> [Written request] Only a number is wanted here: the number of lines of the data that include "structure".
* Begin Data *
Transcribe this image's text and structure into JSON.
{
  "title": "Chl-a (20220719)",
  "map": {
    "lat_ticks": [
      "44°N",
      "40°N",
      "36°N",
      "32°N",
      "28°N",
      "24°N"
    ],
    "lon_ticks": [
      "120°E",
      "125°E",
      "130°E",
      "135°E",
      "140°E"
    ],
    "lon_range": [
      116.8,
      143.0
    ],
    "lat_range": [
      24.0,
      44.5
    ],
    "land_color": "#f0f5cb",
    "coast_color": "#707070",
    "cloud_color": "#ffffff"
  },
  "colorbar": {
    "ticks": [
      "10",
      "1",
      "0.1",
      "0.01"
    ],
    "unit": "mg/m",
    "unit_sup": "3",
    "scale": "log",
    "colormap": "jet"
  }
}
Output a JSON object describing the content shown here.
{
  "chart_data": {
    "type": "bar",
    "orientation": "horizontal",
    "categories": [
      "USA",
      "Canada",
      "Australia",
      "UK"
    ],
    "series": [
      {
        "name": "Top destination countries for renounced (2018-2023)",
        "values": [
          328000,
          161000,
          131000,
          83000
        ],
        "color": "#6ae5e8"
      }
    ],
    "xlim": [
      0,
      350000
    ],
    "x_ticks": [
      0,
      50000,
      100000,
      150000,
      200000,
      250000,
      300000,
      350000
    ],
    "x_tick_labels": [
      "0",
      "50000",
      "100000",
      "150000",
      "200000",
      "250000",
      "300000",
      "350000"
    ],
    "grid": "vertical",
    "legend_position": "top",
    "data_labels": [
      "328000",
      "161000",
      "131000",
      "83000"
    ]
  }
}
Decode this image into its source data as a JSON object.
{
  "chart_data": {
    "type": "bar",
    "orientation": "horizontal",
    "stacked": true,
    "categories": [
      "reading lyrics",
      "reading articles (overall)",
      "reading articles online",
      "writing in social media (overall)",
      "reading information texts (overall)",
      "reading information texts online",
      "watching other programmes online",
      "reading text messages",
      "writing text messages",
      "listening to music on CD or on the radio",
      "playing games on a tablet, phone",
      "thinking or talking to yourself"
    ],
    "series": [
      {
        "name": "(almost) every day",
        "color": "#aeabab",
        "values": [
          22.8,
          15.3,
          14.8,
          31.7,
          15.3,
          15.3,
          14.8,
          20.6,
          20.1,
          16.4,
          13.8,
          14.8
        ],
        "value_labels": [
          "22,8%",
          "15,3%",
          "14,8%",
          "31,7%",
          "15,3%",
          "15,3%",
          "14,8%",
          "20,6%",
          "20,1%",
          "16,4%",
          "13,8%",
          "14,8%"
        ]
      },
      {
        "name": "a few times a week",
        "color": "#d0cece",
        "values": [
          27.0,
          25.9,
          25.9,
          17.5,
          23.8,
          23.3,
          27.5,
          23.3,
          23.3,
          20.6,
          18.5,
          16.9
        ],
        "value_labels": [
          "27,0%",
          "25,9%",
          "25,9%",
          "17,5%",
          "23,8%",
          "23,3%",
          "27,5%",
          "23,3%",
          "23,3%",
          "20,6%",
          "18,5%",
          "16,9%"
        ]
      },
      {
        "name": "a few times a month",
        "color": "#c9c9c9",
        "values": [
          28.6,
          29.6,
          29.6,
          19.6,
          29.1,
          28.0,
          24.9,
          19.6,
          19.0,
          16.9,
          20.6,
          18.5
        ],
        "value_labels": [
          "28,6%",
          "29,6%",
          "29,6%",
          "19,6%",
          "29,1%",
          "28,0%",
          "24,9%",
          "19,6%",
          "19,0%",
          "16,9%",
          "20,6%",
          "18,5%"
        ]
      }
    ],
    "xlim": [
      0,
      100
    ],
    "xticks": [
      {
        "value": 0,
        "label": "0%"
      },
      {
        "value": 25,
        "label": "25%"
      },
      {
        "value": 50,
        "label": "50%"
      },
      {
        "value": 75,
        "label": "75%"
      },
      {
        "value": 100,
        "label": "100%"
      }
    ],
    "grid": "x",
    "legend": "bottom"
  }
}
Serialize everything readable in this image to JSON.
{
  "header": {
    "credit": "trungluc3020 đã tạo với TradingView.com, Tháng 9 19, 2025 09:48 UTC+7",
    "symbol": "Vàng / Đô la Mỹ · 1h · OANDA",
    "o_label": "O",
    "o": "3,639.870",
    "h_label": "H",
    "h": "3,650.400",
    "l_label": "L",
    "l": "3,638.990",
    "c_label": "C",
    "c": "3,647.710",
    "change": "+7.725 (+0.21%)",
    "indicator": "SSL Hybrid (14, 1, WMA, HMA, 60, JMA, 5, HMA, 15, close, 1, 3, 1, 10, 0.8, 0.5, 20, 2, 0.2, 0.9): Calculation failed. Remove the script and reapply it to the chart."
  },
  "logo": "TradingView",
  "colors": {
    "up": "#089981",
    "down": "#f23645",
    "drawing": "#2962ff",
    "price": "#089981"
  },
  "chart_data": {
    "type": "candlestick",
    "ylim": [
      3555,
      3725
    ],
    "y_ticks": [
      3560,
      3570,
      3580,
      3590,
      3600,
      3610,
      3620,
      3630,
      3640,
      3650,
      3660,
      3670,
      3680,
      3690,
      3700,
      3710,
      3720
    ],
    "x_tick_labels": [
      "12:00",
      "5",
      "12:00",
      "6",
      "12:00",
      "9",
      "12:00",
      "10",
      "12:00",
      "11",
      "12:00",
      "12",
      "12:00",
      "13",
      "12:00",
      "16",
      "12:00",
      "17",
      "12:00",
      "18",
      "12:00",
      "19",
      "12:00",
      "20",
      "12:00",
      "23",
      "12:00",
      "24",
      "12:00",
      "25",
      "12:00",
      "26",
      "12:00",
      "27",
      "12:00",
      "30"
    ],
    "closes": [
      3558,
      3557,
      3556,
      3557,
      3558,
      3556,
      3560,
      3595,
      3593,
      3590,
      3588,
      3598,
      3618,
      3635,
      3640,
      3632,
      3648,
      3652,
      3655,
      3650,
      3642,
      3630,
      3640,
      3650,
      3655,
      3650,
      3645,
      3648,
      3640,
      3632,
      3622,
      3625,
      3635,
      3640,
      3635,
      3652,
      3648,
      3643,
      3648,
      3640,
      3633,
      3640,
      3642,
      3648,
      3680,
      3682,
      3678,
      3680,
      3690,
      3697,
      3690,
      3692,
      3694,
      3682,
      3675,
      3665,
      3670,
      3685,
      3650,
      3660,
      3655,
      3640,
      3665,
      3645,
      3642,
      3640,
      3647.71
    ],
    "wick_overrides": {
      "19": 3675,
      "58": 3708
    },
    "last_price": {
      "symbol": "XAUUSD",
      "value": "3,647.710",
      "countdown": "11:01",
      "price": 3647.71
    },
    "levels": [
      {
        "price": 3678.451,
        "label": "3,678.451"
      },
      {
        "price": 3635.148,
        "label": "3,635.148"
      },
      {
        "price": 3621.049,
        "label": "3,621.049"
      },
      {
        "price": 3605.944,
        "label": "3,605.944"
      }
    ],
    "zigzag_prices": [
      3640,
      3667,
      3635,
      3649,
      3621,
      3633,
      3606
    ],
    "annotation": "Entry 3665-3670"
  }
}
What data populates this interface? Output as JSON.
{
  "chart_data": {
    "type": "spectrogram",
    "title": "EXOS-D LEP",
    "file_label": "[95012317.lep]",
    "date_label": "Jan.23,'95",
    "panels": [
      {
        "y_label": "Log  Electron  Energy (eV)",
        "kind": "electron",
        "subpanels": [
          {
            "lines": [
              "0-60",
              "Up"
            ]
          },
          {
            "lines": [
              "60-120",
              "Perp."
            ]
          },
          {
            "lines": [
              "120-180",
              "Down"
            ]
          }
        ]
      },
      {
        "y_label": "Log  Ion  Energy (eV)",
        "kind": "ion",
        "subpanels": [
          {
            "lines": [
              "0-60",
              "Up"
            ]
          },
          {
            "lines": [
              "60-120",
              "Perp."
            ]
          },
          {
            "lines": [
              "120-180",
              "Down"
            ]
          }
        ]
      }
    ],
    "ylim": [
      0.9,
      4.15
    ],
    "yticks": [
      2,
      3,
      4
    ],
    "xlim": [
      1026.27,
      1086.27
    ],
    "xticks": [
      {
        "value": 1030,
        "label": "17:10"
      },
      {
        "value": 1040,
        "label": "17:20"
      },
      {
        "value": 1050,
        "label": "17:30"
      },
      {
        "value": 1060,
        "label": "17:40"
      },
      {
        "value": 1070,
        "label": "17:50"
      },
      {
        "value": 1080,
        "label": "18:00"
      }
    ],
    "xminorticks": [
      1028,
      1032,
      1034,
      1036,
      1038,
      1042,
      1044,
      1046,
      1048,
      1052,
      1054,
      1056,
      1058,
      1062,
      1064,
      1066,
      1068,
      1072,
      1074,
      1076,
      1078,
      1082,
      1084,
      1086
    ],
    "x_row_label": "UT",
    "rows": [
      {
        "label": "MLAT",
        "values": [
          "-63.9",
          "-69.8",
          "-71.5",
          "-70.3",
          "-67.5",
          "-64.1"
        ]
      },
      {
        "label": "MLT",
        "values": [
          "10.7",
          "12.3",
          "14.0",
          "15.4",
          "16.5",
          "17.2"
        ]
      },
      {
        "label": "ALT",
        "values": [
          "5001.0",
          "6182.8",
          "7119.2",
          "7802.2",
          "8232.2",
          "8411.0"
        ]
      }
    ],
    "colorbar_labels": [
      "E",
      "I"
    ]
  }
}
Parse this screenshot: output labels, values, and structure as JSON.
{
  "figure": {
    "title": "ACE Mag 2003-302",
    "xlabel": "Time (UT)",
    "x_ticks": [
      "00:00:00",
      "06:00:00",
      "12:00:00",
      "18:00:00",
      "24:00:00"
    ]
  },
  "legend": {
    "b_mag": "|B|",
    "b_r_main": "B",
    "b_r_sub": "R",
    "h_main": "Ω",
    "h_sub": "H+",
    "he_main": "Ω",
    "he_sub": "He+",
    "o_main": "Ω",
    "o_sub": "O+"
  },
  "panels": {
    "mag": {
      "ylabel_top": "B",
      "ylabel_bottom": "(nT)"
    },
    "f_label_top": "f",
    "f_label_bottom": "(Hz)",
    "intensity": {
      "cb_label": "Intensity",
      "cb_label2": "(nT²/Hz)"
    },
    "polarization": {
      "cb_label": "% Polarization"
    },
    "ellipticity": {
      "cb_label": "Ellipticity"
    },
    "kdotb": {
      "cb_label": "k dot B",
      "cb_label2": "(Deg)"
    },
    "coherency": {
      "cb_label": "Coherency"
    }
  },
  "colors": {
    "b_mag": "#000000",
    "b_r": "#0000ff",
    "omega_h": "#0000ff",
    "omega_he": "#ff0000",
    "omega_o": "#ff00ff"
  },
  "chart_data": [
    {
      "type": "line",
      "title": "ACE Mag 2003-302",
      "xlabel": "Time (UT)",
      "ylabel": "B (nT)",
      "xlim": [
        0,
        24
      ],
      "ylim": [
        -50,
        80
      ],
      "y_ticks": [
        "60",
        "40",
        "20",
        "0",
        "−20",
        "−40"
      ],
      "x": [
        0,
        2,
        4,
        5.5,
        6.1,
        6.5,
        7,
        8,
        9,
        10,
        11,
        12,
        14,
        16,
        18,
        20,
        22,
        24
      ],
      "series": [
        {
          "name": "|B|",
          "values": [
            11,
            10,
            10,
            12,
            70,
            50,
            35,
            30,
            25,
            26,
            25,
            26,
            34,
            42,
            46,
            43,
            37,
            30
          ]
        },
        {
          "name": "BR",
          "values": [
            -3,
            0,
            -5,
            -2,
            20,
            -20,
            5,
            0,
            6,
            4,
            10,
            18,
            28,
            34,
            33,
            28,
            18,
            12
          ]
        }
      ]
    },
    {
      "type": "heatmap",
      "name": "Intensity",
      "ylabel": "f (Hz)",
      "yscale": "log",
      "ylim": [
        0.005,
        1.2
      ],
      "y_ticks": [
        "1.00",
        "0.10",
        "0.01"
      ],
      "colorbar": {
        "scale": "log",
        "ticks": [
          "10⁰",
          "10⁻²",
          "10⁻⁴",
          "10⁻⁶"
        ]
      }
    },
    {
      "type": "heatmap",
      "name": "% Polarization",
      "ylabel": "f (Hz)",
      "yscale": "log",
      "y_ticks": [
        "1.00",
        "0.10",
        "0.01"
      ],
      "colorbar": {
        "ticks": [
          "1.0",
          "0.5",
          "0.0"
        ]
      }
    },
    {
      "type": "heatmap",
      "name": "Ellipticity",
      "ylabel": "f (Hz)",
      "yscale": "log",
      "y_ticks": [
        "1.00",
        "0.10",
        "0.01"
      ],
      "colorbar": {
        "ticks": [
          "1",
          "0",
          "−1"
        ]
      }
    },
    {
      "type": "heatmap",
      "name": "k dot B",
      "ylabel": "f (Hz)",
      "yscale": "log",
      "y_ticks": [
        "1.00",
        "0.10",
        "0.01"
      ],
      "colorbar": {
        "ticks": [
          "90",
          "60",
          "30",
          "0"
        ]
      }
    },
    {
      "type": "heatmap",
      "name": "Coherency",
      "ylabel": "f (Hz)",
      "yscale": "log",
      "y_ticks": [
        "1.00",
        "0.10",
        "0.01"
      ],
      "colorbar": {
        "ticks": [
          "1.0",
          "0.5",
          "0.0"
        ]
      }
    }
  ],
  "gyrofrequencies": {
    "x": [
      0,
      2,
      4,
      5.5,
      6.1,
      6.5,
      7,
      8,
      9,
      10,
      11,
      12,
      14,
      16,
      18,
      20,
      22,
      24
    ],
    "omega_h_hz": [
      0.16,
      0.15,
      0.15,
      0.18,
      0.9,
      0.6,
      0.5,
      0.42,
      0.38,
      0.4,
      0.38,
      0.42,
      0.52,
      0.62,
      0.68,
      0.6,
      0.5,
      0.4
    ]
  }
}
* End Data *
> [Result for this task] 2